* **Task instructions**
Without including any pictures, copy each entry below exactly.

[Begin Source material]

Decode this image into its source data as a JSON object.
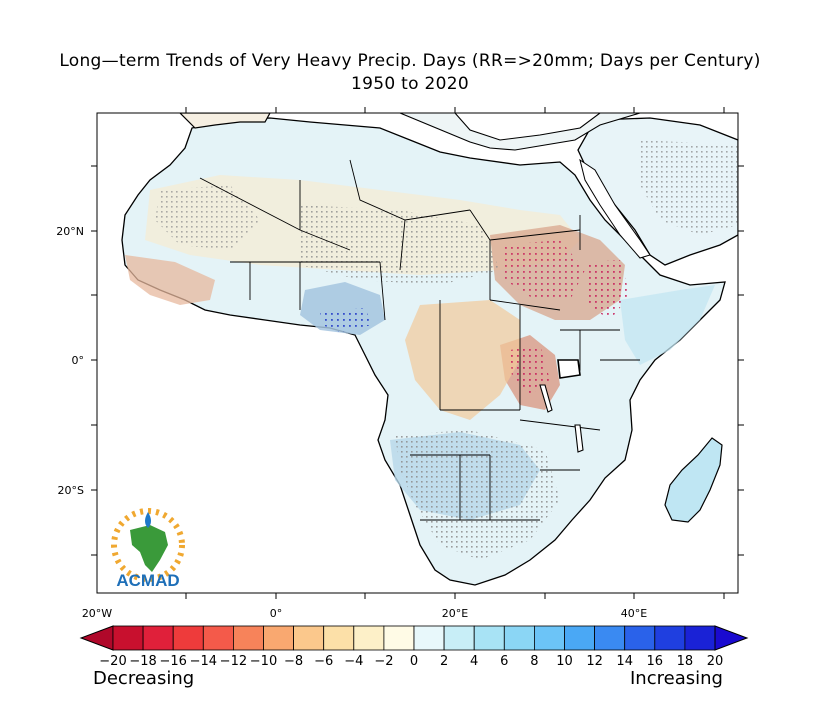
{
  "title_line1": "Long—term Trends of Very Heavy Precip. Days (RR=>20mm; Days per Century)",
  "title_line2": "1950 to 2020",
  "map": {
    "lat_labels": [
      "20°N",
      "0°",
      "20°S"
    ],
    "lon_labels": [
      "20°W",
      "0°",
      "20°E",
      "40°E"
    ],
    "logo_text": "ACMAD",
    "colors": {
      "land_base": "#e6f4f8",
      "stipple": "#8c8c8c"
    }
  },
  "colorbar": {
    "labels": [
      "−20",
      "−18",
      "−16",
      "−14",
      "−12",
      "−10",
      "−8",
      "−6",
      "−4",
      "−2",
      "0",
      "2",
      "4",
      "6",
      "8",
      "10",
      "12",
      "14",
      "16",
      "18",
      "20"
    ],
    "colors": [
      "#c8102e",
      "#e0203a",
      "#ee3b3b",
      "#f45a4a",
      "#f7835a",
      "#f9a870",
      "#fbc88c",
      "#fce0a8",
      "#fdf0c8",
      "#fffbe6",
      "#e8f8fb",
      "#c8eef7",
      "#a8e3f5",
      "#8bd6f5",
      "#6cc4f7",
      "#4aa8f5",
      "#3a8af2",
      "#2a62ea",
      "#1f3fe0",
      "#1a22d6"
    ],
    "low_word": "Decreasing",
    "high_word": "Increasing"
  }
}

[End Source material]

* **Expected output**
Decode this image into its source data as a JSON object.
{
  "title_line1": "Long—term Trends of Very Heavy Precip. Days (RR=>20mm; Days per Century)",
  "title_line2": "1950 to 2020",
  "map": {
    "lat_labels": [
      "20°N",
      "0°",
      "20°S"
    ],
    "lon_labels": [
      "20°W",
      "0°",
      "20°E",
      "40°E"
    ],
    "logo_text": "ACMAD",
    "colors": {
      "land_base": "#e6f4f8",
      "stipple": "#8c8c8c"
    }
  },
  "colorbar": {
    "labels": [
      "−20",
      "−18",
      "−16",
      "−14",
      "−12",
      "−10",
      "−8",
      "−6",
      "−4",
      "−2",
      "0",
      "2",
      "4",
      "6",
      "8",
      "10",
      "12",
      "14",
      "16",
      "18",
      "20"
    ],
    "colors": [
      "#c8102e",
      "#e0203a",
      "#ee3b3b",
      "#f45a4a",
      "#f7835a",
      "#f9a870",
      "#fbc88c",
      "#fce0a8",
      "#fdf0c8",
      "#fffbe6",
      "#e8f8fb",
      "#c8eef7",
      "#a8e3f5",
      "#8bd6f5",
      "#6cc4f7",
      "#4aa8f5",
      "#3a8af2",
      "#2a62ea",
      "#1f3fe0",
      "#1a22d6"
    ],
    "low_word": "Decreasing",
    "high_word": "Increasing"
  }
}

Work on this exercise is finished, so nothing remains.